Exercise directions.
What lines of the data include the string "title"? Copy them all.

Start of Material for this task

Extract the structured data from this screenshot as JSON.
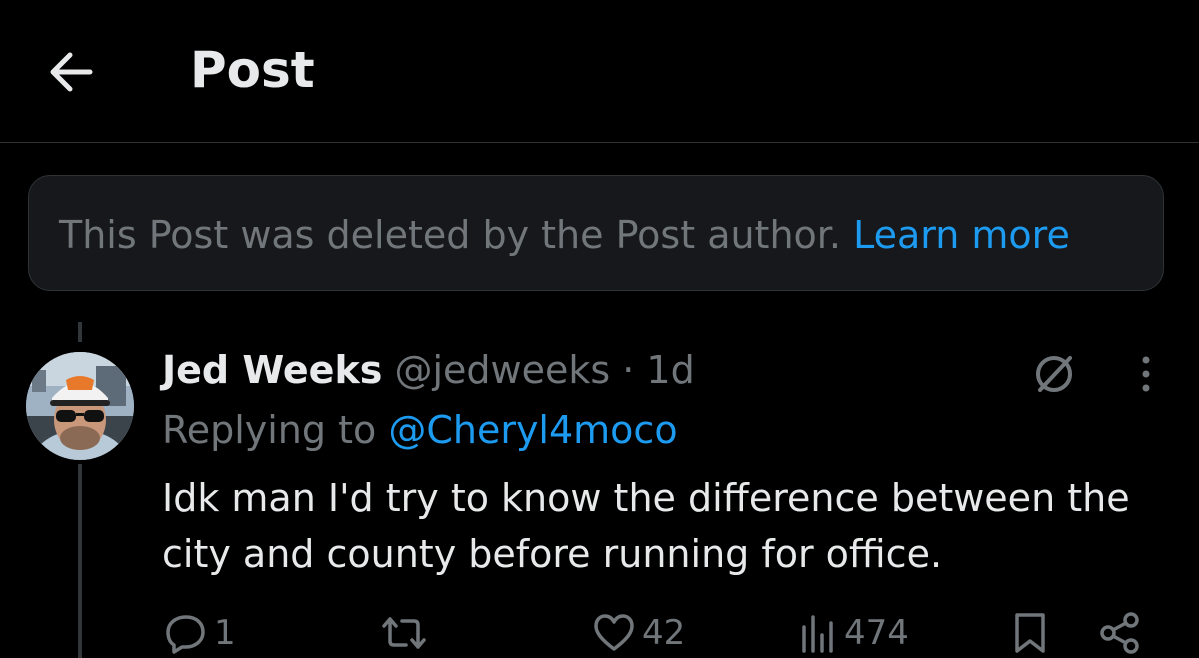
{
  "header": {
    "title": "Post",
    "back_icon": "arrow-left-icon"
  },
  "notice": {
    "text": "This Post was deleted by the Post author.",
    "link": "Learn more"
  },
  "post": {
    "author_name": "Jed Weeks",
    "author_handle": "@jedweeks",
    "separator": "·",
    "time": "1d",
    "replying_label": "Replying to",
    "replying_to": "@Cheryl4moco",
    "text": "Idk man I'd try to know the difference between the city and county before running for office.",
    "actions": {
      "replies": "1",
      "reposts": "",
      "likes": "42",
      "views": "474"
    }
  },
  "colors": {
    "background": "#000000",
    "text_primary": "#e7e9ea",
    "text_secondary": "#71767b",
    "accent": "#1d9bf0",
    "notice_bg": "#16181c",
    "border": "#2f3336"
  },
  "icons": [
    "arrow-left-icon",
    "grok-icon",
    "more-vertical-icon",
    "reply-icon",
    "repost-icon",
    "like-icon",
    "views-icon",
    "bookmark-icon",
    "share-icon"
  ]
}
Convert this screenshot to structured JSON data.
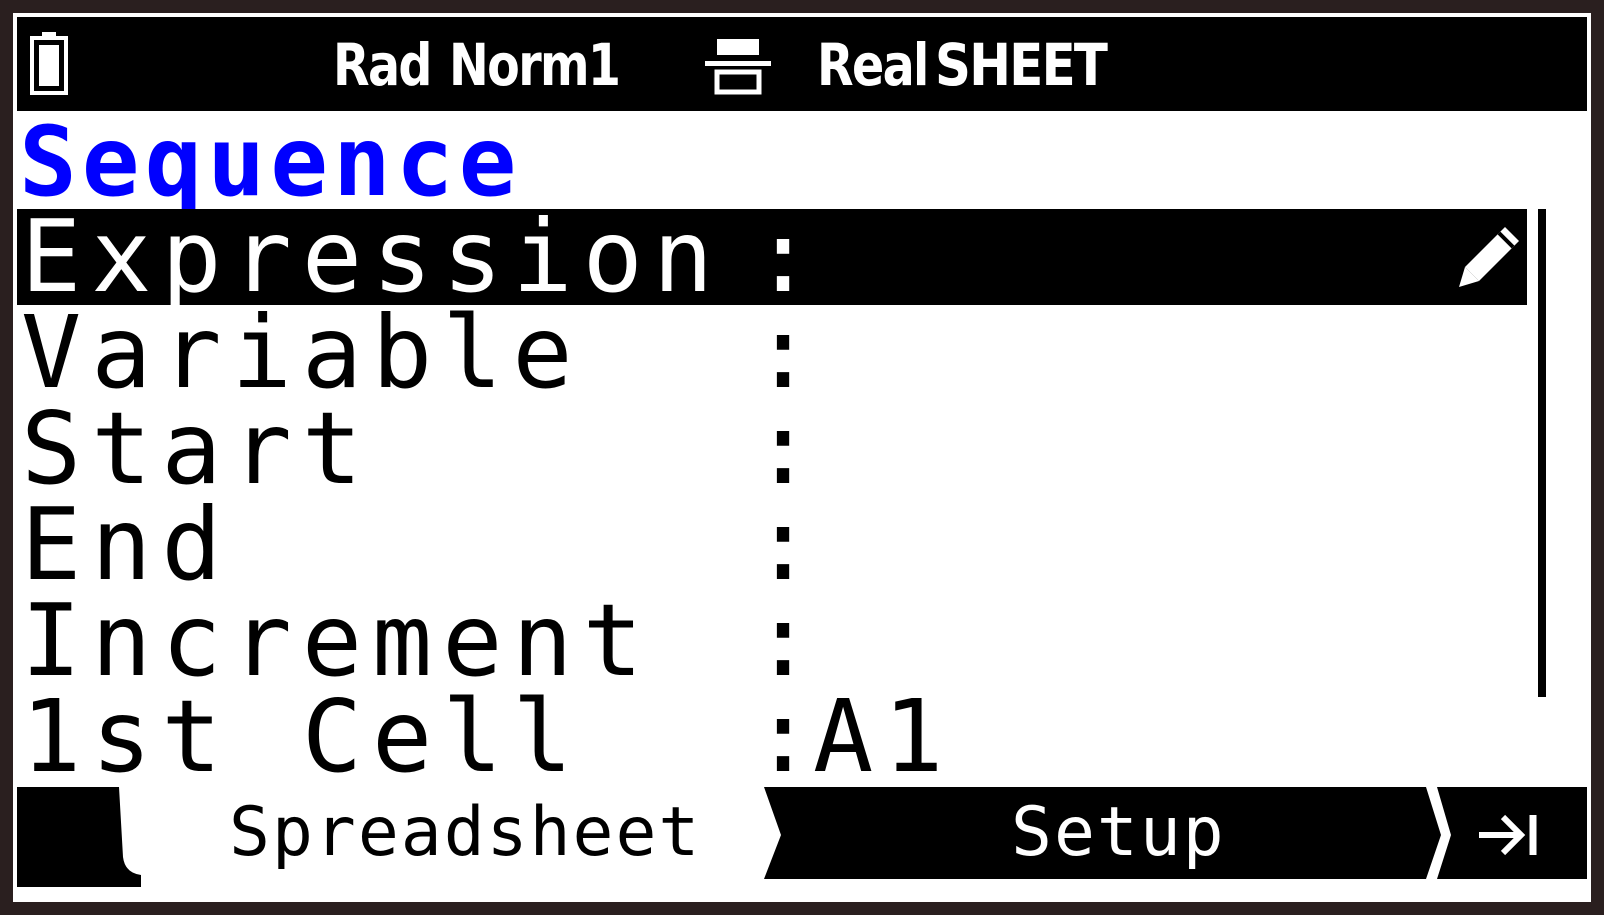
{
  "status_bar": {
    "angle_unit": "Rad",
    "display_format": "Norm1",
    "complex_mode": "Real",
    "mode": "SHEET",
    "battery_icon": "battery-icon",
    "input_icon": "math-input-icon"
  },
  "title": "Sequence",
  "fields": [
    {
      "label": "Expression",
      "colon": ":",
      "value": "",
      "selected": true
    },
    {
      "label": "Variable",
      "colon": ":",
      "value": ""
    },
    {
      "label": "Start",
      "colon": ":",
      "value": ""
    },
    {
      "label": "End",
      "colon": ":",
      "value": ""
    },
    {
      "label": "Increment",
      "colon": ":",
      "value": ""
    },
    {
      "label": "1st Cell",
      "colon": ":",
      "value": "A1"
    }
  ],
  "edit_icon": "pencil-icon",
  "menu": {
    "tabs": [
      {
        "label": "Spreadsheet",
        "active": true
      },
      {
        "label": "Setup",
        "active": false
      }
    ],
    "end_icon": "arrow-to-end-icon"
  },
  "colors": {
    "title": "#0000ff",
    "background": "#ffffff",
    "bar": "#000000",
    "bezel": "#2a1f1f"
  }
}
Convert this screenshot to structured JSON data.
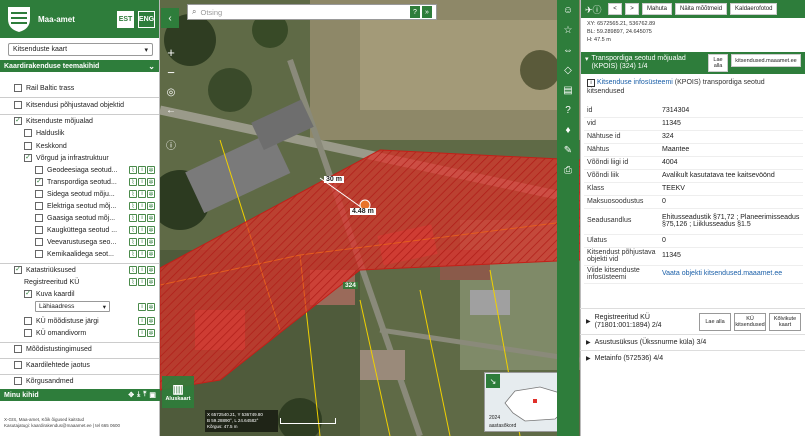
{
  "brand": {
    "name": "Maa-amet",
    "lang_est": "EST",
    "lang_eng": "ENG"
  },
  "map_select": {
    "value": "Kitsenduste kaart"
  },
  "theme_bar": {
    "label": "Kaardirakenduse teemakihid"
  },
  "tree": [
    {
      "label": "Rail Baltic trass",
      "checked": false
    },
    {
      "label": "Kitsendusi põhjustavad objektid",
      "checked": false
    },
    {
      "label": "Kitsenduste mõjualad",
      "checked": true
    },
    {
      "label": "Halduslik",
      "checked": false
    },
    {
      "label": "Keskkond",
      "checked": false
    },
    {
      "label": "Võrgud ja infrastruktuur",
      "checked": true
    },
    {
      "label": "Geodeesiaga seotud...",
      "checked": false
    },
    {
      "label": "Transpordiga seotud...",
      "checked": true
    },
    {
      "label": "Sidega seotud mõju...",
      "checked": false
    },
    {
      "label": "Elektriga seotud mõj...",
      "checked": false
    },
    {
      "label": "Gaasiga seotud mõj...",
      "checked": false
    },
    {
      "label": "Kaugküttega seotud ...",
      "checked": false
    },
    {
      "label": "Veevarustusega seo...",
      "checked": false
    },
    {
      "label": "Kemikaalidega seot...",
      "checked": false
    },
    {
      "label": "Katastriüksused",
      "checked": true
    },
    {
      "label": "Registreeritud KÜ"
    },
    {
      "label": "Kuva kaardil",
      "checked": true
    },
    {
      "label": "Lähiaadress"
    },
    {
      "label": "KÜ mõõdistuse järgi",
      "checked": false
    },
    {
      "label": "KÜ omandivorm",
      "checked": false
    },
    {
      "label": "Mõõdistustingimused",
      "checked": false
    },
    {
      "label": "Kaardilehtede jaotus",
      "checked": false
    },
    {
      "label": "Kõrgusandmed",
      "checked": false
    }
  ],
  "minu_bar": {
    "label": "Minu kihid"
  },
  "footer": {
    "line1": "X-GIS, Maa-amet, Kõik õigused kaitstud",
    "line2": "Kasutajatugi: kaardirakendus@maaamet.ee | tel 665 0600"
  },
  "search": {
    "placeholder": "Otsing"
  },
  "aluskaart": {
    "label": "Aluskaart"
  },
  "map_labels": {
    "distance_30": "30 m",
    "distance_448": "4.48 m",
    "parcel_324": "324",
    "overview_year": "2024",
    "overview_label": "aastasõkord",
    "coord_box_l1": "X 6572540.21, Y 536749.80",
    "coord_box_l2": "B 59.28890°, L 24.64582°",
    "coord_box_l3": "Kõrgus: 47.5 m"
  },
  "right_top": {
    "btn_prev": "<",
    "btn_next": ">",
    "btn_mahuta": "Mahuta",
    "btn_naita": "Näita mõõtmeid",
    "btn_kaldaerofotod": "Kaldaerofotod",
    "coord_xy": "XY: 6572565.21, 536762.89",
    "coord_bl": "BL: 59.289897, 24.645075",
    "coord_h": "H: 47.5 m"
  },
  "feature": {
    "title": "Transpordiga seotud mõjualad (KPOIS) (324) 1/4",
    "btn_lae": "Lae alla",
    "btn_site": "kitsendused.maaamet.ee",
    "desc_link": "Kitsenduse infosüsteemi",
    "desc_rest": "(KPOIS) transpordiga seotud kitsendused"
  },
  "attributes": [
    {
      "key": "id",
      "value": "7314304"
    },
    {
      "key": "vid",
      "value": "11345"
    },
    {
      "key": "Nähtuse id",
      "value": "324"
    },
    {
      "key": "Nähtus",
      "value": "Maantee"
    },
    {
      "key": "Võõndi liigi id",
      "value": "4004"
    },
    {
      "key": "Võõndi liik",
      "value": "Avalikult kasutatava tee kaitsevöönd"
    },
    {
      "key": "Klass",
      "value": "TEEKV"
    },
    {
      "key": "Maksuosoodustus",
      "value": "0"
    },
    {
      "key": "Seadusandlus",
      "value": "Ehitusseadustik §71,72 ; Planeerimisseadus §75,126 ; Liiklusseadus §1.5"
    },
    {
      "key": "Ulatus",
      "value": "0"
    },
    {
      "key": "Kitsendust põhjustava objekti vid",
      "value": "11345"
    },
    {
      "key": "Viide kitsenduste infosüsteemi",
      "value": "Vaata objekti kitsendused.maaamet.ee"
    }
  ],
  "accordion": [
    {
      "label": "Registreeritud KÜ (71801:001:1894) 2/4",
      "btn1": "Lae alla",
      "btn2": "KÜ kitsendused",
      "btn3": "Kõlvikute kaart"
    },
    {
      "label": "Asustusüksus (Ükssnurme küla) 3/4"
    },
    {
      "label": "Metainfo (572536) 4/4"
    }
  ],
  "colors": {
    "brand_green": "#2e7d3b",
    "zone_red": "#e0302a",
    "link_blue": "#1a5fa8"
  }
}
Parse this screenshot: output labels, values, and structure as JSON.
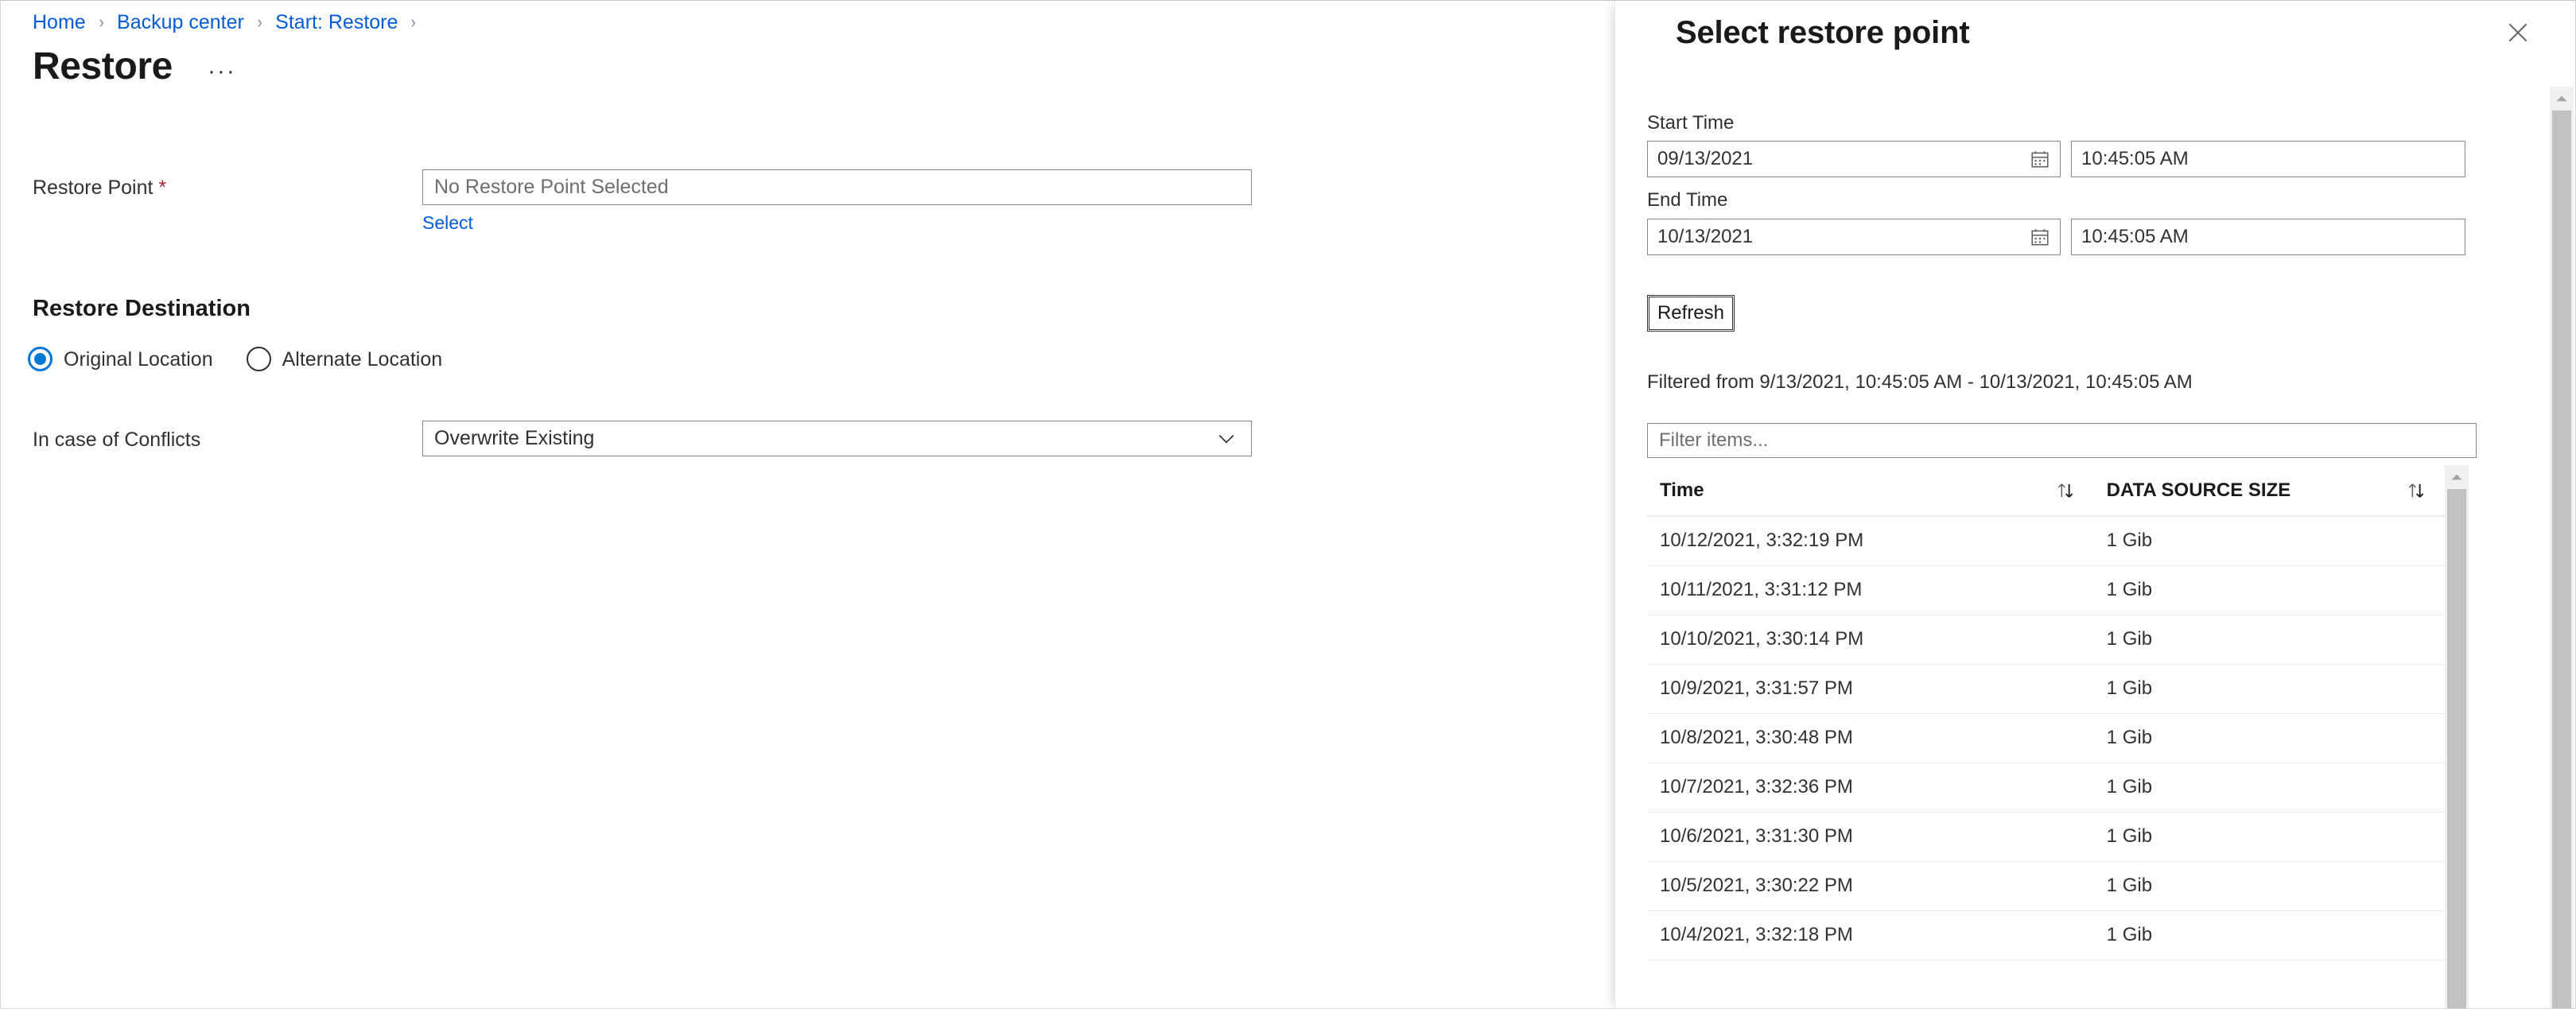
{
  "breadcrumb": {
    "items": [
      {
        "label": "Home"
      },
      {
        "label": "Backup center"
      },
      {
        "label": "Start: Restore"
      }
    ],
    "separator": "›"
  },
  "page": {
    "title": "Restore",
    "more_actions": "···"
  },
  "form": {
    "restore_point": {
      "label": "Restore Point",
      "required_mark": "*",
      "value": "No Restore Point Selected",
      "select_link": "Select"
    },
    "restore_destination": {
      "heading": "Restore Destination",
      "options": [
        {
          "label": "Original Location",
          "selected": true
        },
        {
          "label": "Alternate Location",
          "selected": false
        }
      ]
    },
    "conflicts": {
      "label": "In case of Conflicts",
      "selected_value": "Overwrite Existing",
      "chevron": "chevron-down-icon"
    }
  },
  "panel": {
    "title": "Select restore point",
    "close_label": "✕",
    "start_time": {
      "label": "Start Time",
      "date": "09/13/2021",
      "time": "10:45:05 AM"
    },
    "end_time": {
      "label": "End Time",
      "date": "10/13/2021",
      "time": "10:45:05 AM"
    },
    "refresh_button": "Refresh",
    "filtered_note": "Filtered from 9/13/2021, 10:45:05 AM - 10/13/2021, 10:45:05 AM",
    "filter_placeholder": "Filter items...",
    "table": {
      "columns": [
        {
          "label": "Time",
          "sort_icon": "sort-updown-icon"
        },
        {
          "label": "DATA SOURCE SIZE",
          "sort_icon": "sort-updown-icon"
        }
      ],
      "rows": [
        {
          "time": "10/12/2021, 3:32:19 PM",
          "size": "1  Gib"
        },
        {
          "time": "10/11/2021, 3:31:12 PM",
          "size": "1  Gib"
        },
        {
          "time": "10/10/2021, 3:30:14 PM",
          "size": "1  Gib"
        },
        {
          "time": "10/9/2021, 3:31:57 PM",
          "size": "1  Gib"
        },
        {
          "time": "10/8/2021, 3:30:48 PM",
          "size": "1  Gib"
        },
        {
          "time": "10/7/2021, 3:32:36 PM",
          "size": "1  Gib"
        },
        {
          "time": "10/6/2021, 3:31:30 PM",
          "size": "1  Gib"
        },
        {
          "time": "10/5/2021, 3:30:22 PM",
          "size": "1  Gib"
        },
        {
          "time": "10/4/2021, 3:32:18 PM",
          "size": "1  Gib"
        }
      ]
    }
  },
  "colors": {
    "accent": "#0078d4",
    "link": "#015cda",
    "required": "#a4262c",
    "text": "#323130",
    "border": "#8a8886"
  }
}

End of Material for this task

Written reply.
    "title": "Post",
  "title": "Sequence",
    "title": "#0000ff",
    "title": "Transpordiga seotud mõjualad (KPOIS) (324) 1/4",
    "title": "Restore",
    "title": "Select restore point",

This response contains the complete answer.